-------- Provided data --------
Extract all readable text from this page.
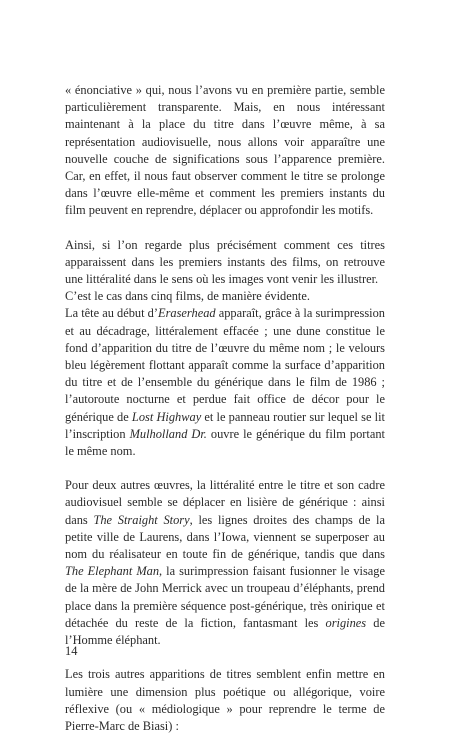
« énonciative » qui, nous l’avons vu en première partie, semble particulièrement transparente. Mais, en nous intéressant maintenant à la place du titre dans l’œuvre même, à sa représentation audiovisuelle, nous allons voir apparaître une nouvelle couche de significations sous l’apparence première. Car, en effet, il nous faut observer comment le titre se prolonge dans l’œuvre elle-même et comment les premiers instants du film peuvent en reprendre, déplacer ou approfondir les motifs.

Ainsi, si l’on regarde plus précisément comment ces titres apparaissent dans les premiers instants des films, on retrouve une littéralité dans le sens où les images vont venir les illustrer.

C’est le cas dans cinq films, de manière évidente.

La tête au début d’Eraserhead apparaît, grâce à la surimpression et au décadrage, littéralement effacée ; une dune constitue le fond d’apparition du titre de l’œuvre du même nom ; le velours bleu légèrement flottant apparaît comme la surface d’apparition du titre et de l’ensemble du générique dans le film de 1986 ; l’autoroute nocturne et perdue fait office de décor pour le générique de Lost Highway et le panneau routier sur lequel se lit l’inscription Mulholland Dr. ouvre le générique du film portant le même nom.

Pour deux autres œuvres, la littéralité entre le titre et son cadre audiovisuel semble se déplacer en lisière de générique : ainsi dans The Straight Story, les lignes droites des champs de la petite ville de Laurens, dans l’Iowa, viennent se superposer au nom du réalisateur en toute fin de générique, tandis que dans The Elephant Man, la surimpression faisant fusionner le visage de la mère de John Merrick avec un troupeau d’éléphants, prend place dans la première séquence post-générique, très onirique et détachée du reste de la fiction, fantasmant les origines de l’Homme éléphant.

Les trois autres apparitions de titres semblent enfin mettre en lumière une dimension plus poétique ou allégorique, voire réflexive (ou « médiologique » pour reprendre le terme de Pierre-Marc de Biasi) :

14
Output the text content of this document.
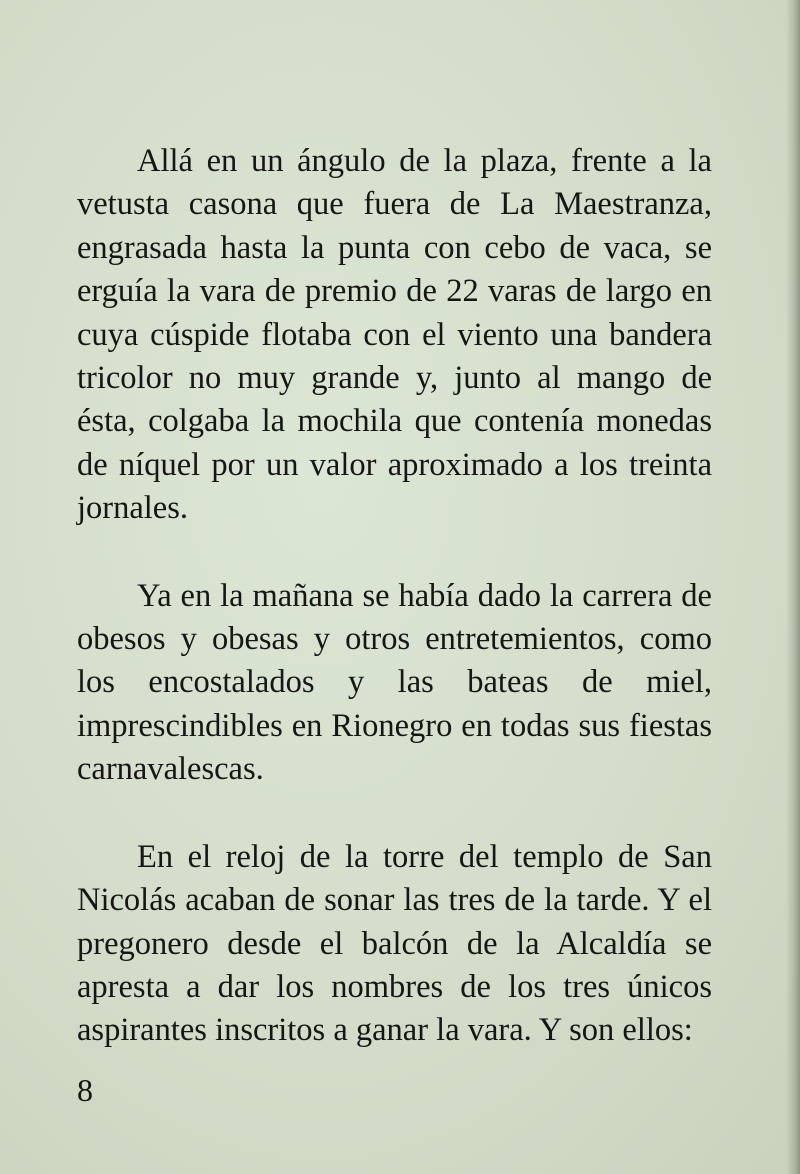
Allá en un ángulo de la plaza, frente a la vetusta casona que fuera de La Maestranza, engrasada hasta la punta con cebo de vaca, se erguía la vara de premio de 22 varas de largo en cuya cúspide flotaba con el viento una bandera tricolor no muy grande y, junto al mango de ésta, colgaba la mochila que contenía monedas de níquel por un valor aproximado a los treinta jornales.

Ya en la mañana se había dado la carrera de obesos y obesas y otros entretemientos, como los encostalados y las bateas de miel, imprescindibles en Rionegro en todas sus fiestas carnavalescas.

En el reloj de la torre del templo de San Nicolás acaban de sonar las tres de la tarde. Y el pregonero desde el balcón de la Alcaldía se apresta a dar los nombres de los tres únicos aspirantes inscritos a ganar la vara. Y son ellos:

8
--------
What is needed: Every line of the data above should be quoted exactly. Omit the pictures.

Finished task:
Extract all readable text from this page.
« énonciative » qui, nous l’avons vu en première partie, semble particulièrement transparente. Mais, en nous intéressant maintenant à la place du titre dans l’œuvre même, à sa représentation audiovisuelle, nous allons voir apparaître une nouvelle couche de significations sous l’apparence première. Car, en effet, il nous faut observer comment le titre se prolonge dans l’œuvre elle-même et comment les premiers instants du film peuvent en reprendre, déplacer ou approfondir les motifs.

Ainsi, si l’on regarde plus précisément comment ces titres apparaissent dans les premiers instants des films, on retrouve une littéralité dans le sens où les images vont venir les illustrer.

C’est le cas dans cinq films, de manière évidente.

La tête au début d’Eraserhead apparaît, grâce à la surimpression et au décadrage, littéralement effacée ; une dune constitue le fond d’apparition du titre de l’œuvre du même nom ; le velours bleu légèrement flottant apparaît comme la surface d’apparition du titre et de l’ensemble du générique dans le film de 1986 ; l’autoroute nocturne et perdue fait office de décor pour le générique de Lost Highway et le panneau routier sur lequel se lit l’inscription Mulholland Dr. ouvre le générique du film portant le même nom.

Pour deux autres œuvres, la littéralité entre le titre et son cadre audiovisuel semble se déplacer en lisière de générique : ainsi dans The Straight Story, les lignes droites des champs de la petite ville de Laurens, dans l’Iowa, viennent se superposer au nom du réalisateur en toute fin de générique, tandis que dans The Elephant Man, la surimpression faisant fusionner le visage de la mère de John Merrick avec un troupeau d’éléphants, prend place dans la première séquence post-générique, très onirique et détachée du reste de la fiction, fantasmant les origines de l’Homme éléphant.

Les trois autres apparitions de titres semblent enfin mettre en lumière une dimension plus poétique ou allégorique, voire réflexive (ou « médiologique » pour reprendre le terme de Pierre-Marc de Biasi) :

14
Output the text content of this document.
Allá en un ángulo de la plaza, frente a la vetusta casona que fuera de La Maestranza, engrasada hasta la punta con cebo de vaca, se erguía la vara de premio de 22 varas de largo en cuya cúspide flotaba con el viento una bandera tricolor no muy grande y, junto al mango de ésta, colgaba la mochila que contenía monedas de níquel por un valor aproximado a los treinta jornales.

Ya en la mañana se había dado la carrera de obesos y obesas y otros entretemientos, como los encostalados y las bateas de miel, imprescindibles en Rionegro en todas sus fiestas carnavalescas.

En el reloj de la torre del templo de San Nicolás acaban de sonar las tres de la tarde. Y el pregonero desde el balcón de la Alcaldía se apresta a dar los nombres de los tres únicos aspirantes inscritos a ganar la vara. Y son ellos:

8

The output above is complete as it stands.